=== DATA TO USE ===

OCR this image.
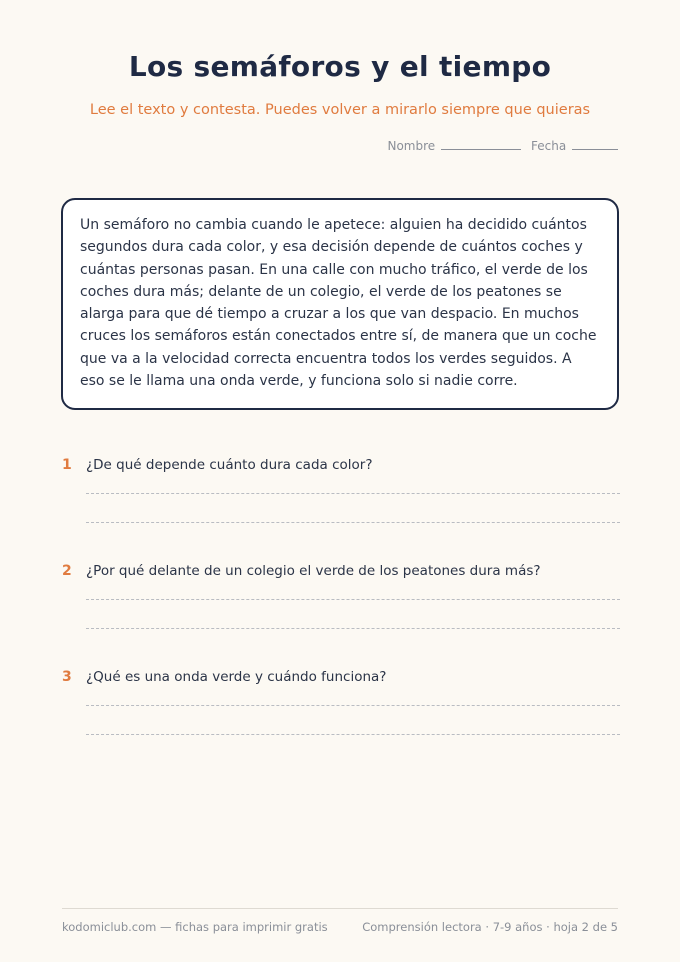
Los semáforos y el tiempo
Lee el texto y contesta. Puedes volver a mirarlo siempre que quieras
Nombre	Fecha
Un semáforo no cambia cuando le apetece: alguien ha decidido cuántos segundos dura cada color, y esa decisión depende de cuántos coches y cuántas personas pasan. En una calle con mucho tráfico, el verde de los coches dura más; delante de un colegio, el verde de los peatones se alarga para que dé tiempo a cruzar a los que van despacio. En muchos cruces los semáforos están conectados entre sí, de manera que un coche que va a la velocidad correcta encuentra todos los verdes seguidos. A eso se le llama una onda verde, y funciona solo si nadie corre.
1	¿De qué depende cuánto dura cada color?
2	¿Por qué delante de un colegio el verde de los peatones dura más?
3	¿Qué es una onda verde y cuándo funciona?
kodomiclub.com — fichas para imprimir gratis	Comprensión lectora · 7-9 años · hoja 2 de 5
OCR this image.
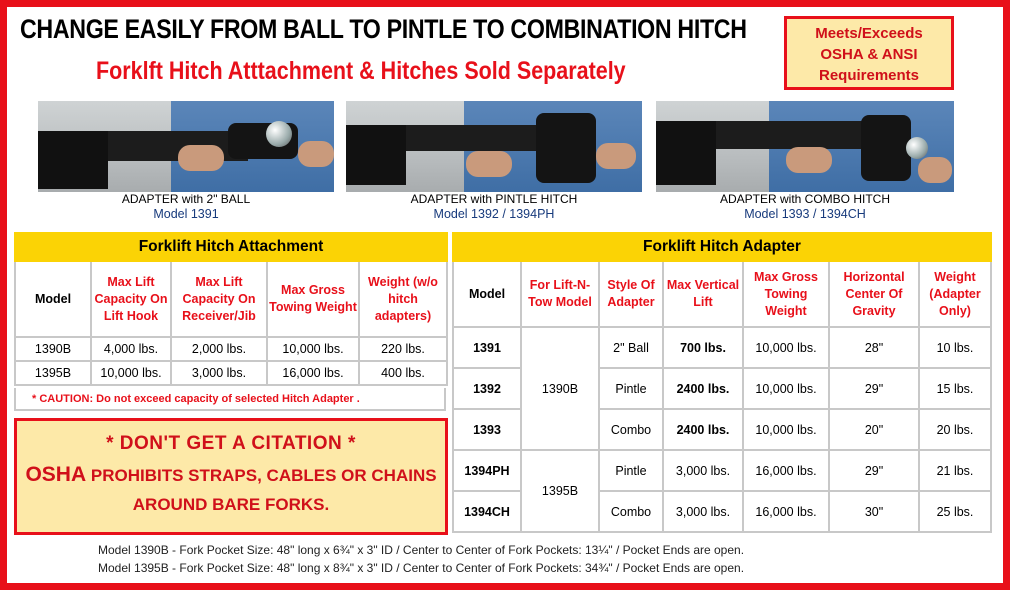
CHANGE EASILY FROM BALL TO PINTLE TO COMBINATION HITCH
Forklft Hitch Atttachment & Hitches Sold Separately
Meets/Exceeds
OSHA & ANSI
Requirements
ADAPTER with 2" BALL
Model 1391
ADAPTER with PINTLE HITCH
Model 1392 / 1394PH
ADAPTER with COMBO HITCH
Model 1393 / 1394CH
Forklift Hitch Attachment				
Model	Max Lift Capacity On Lift Hook	Max Lift Capacity On Receiver/Jib	Max Gross Towing Weight	Weight (w/o hitch adapters)
1390B	4,000 lbs.	2,000 lbs.	10,000 lbs.	220 lbs.
1395B	10,000 lbs.	3,000 lbs.	16,000 lbs.	400 lbs.
* CAUTION: Do not exceed capacity of selected Hitch Adapter .
* DON'T GET A CITATION *
OSHA PROHIBITS STRAPS, CABLES OR CHAINS
AROUND BARE FORKS.
Forklift Hitch Adapter						
Model	For Lift-N-Tow Model	Style Of Adapter	Max Vertical Lift	Max Gross Towing Weight	Horizontal Center Of Gravity	Weight (Adapter Only)
1391	1390B	2" Ball	700 lbs.	10,000 lbs.	28"	10 lbs.
1392		Pintle	2400 lbs.	10,000 lbs.	29"	15 lbs.
1393		Combo	2400 lbs.	10,000 lbs.	20"	20 lbs.
1394PH	1395B	Pintle	3,000 lbs.	16,000 lbs.	29"	21 lbs.
1394CH		Combo	3,000 lbs.	16,000 lbs.	30"	25 lbs.
Model 1390B - Fork Pocket Size: 48" long x 6¾" x 3" ID / Center to Center of Fork Pockets: 13¼" / Pocket Ends are open.
Model 1395B - Fork Pocket Size: 48" long x 8¾" x 3" ID / Center to Center of Fork Pockets: 34¾" / Pocket Ends are open.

===

(PROMPT):
Go through the entries above and count the lines containing the word "Towing"; give only that count.

(COMPLETE OUTPUT):
2